Start SELECTION
# How to Backup Stock Rom of Lg Optimus One P500



## rockstarmpm (Jun 4, 2011)

Hi,
I have tried dumping the files into SD Card via terminal emulator, I typed this "dd if=/dev/mtd/mtd2 of=/sdcard/stock-recovery.img bs=4096" and a.img file of 5MB created. I think it is not the real one, since it is only 5MB.

Any easy way to create a backup of stock ROM?


----------



## Gollum (Jun 4, 2011)

head over to the android development forum of xda-developers for lg p500 and
look for a thread called rooting installing custom roms. you will get your answers there.


----------



## coderunknown (Jun 4, 2011)

instal custom recovery & backup using builtin function.


----------



## dreatica (Jun 4, 2011)

rockstarmpm said:


> Hi,
> I have tried dumping the files into SD Card via terminal emulator, I typed this "dd if=/dev/mtd/mtd2 of=/sdcard/stock-recovery.img bs=4096" and a.img file of 5MB created. I think it is not the real one, since it is only 5MB.
> 
> Any easy way to create a backup of stock ROM?



what about downloading the stock rom nandroid ? 

Multiupload.com - upload your files to multiple file hosting sites!

Its Indian Version 10b. Android 2.2


----------



## coderunknown (Jun 4, 2011)

great. i'll take that too.


----------



## AndroidFan (Jun 4, 2011)

dreatica said:


> what about downloading the stock rom nandroid ?
> 
> Multiupload.com - upload your files to multiple file hosting sites!
> 
> Its Indian Version 10b. Android 2.2





Sam said:


> great. i'll take that too.



If I restore this one, do I go back to stock?


----------



## coderunknown (Jun 4, 2011)

i think so. at least better than using KDZ bricker updater


----------



## Gollum (Jun 4, 2011)
End SELECTION
Start EXTRACTED INFORMATION
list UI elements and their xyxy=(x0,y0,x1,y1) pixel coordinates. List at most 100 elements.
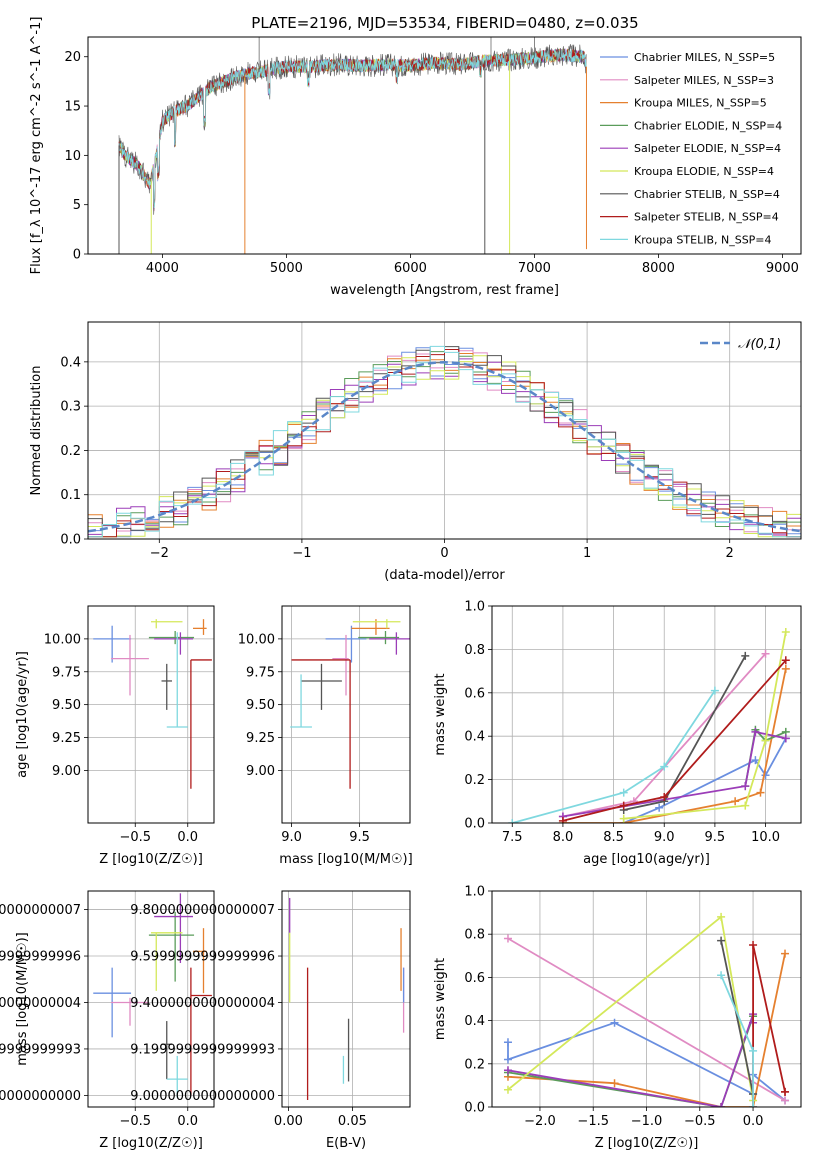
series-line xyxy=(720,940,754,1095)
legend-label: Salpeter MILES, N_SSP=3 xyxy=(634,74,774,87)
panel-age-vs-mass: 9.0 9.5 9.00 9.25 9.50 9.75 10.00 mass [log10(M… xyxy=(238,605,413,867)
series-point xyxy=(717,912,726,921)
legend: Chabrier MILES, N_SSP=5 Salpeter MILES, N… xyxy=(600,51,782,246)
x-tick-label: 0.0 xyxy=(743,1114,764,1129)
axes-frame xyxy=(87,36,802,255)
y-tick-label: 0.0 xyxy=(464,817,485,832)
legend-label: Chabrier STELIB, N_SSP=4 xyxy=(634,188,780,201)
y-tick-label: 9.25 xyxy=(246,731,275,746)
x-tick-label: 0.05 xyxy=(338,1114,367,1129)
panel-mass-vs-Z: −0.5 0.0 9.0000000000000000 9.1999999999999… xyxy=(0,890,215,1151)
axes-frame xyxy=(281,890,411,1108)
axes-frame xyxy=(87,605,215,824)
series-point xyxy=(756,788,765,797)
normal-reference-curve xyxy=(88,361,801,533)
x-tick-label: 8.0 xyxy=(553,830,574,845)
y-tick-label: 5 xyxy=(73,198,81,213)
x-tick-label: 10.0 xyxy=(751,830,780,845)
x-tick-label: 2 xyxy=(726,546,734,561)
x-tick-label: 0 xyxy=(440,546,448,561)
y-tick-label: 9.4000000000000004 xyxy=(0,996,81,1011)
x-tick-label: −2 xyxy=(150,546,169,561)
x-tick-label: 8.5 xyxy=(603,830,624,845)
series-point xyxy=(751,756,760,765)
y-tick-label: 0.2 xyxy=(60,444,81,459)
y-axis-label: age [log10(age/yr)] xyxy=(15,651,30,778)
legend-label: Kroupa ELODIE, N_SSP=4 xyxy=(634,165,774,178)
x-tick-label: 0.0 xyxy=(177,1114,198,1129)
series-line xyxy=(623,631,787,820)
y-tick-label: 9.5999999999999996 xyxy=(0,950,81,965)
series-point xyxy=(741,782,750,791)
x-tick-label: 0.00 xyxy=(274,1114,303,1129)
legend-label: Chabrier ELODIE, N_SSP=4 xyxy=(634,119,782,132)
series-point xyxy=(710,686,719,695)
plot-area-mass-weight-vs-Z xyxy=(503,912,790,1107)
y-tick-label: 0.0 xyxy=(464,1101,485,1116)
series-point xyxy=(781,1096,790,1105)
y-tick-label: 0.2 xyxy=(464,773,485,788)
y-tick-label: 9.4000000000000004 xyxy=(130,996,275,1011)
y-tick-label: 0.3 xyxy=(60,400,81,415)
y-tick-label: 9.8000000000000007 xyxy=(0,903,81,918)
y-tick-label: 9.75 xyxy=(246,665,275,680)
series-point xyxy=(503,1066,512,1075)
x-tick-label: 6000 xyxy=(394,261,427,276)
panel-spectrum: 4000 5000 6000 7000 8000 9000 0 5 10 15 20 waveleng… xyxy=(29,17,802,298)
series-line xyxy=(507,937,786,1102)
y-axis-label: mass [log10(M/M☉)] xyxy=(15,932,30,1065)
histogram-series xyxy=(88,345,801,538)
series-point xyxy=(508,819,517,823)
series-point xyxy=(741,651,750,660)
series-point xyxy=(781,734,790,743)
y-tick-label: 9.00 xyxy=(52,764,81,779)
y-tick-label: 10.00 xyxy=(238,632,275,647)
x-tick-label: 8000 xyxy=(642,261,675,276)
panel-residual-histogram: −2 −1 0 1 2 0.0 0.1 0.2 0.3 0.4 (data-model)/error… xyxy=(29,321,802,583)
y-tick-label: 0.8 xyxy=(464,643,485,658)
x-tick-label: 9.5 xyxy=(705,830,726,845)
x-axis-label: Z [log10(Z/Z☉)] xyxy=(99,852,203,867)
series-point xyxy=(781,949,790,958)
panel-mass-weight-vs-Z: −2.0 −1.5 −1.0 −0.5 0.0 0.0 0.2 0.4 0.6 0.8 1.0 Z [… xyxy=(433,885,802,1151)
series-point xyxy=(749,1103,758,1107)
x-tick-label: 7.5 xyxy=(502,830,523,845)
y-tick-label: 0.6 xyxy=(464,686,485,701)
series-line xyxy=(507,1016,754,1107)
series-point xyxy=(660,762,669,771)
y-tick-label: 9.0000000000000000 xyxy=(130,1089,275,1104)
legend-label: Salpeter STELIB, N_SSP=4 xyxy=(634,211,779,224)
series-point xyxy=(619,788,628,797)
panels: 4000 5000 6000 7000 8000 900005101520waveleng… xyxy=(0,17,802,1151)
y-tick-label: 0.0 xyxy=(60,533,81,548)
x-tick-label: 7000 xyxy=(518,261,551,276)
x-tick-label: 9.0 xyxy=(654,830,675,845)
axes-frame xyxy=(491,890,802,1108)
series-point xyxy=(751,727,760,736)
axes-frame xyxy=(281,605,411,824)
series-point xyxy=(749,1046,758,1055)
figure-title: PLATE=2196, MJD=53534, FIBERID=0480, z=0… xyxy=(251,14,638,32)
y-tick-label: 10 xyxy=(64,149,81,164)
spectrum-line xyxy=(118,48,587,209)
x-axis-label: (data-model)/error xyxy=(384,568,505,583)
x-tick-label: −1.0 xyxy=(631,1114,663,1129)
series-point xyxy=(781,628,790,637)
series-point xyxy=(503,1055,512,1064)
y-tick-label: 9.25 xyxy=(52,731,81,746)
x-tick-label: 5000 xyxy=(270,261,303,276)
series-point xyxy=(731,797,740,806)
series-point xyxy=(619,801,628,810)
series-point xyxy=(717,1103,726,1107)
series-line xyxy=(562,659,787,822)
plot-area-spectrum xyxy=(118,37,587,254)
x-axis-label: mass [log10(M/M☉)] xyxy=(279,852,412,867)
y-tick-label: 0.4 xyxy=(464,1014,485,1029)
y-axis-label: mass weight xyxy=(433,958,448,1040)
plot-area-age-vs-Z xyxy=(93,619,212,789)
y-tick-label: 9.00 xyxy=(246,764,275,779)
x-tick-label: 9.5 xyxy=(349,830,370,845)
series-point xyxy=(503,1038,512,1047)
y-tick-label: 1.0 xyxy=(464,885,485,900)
End EXTRACTED INFORMATION
Start EXTRACTED INFORMATION
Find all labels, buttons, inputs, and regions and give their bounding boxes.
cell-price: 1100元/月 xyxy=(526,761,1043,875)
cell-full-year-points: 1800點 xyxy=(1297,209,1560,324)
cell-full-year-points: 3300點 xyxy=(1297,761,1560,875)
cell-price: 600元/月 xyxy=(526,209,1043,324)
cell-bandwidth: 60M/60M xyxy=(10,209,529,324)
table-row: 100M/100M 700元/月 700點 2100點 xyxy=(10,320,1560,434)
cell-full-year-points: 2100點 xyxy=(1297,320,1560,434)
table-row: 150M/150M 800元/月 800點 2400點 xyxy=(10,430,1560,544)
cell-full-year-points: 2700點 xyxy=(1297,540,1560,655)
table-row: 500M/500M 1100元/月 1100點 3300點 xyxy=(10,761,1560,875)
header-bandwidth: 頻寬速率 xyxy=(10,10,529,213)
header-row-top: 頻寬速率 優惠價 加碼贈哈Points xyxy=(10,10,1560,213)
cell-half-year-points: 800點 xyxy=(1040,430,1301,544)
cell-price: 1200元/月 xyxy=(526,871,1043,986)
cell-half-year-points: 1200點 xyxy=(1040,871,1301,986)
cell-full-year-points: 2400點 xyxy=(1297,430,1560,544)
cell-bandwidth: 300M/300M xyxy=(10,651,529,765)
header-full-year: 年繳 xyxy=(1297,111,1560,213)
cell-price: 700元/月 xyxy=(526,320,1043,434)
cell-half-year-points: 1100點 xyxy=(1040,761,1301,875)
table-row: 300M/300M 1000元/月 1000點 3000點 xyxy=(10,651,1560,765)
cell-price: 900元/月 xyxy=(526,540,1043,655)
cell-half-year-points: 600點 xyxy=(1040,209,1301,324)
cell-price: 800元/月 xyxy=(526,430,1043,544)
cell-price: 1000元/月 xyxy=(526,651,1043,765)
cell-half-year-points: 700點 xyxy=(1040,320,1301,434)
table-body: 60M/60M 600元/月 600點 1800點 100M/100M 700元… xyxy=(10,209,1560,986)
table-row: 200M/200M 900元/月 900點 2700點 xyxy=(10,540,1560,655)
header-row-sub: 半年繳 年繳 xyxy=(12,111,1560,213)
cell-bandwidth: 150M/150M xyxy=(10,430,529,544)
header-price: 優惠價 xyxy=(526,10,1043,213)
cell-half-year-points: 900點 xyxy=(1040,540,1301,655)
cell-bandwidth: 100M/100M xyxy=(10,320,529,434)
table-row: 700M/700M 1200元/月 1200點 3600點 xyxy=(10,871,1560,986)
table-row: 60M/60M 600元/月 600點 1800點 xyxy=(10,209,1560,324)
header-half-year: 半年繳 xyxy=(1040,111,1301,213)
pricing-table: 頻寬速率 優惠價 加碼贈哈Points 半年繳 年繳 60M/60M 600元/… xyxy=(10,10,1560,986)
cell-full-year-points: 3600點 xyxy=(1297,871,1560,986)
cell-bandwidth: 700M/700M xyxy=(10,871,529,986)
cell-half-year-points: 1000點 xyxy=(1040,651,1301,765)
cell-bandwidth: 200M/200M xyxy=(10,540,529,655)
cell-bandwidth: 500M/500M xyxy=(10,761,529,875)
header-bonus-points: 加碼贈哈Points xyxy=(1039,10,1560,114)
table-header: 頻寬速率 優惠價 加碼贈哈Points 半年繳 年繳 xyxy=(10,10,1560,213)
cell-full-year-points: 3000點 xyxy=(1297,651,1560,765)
End EXTRACTED INFORMATION
INSTRUCTIONS>
1/ In the forum thread, shorten the paragraph beginning "head over to the android development forum" to a single brief sentence that keeps its main facts.
2/ In the entries, begin at the line containing "Find all labels, buttons, inputs, and" and go on through the line containing "cell-bandwidth: 60M/60M xyxy=(10,209,529,324)". Change "cell-price" to "cell-monthly-price" and give those lines again with nothing else altered.

PROBLEM SOLUTIONS>
1/ Look in the xda-developers Android development forum for the LG P500 and find the thread on rooting and installing custom ROMs, where your answers are.

2/
Find all labels, buttons, inputs, and regions and give their bounding boxes.
cell-monthly-price: 1100元/月 xyxy=(526,761,1043,875)
cell-full-year-points: 1800點 xyxy=(1297,209,1560,324)
cell-full-year-points: 3300點 xyxy=(1297,761,1560,875)
cell-monthly-price: 600元/月 xyxy=(526,209,1043,324)
cell-bandwidth: 60M/60M xyxy=(10,209,529,324)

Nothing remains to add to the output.